**Stored items**
--

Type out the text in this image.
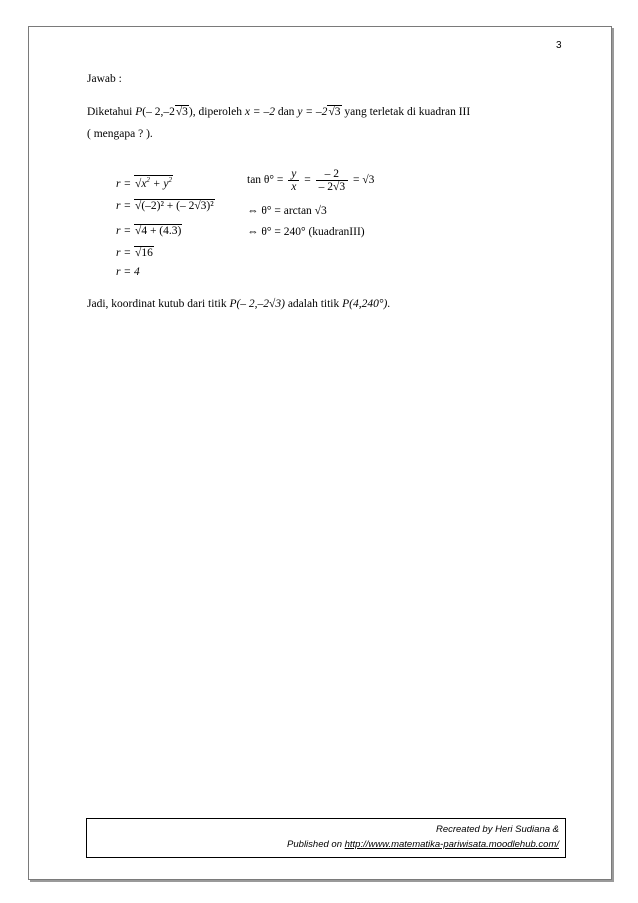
3
Jawab :
Diketahui P(– 2,–2√3), diperoleh x = –2 dan y = –2√3 yang terletak di kuadran III
( mengapa ? ).
$r = √x^2 + y^2$
r = √(–2)² + (– 2√3)²
r = √4 + (4.3)
r = √16
r = 4
$\tan \theta^\circ = \frac{y}{x} = \frac{- 2}{- 2√3} = √3$
⇔ θ° = arctan √3
⇔ θ° = 240° (kuadranIII)
Jadi, koordinat kutub dari titik P(– 2,–2√3) adalah titik P(4,240°).
Recreated by Heri Sudiana &
Published on http://www.matematika-pariwisata.moodlehub.com/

--

**EXERCISE DETAILS**
Output every entry word for word, but omit the pictures.

**EXERCISE OUTPUT**
Type out the text in this image.
3
Jawab :
Diketahui P(– 2,–2√3), diperoleh x = –2 dan y = –2√3 yang terletak di kuadran III
( mengapa ? ).
$r = √x^2 + y^2$
r = √(–2)² + (– 2√3)²
r = √4 + (4.3)
r = √16
r = 4
$\tan \theta^\circ = \frac{y}{x} = \frac{- 2}{- 2√3} = √3$
⇔ θ° = arctan √3
⇔ θ° = 240° (kuadranIII)
Jadi, koordinat kutub dari titik P(– 2,–2√3) adalah titik P(4,240°).
Recreated by Heri Sudiana &
Published on http://www.matematika-pariwisata.moodlehub.com/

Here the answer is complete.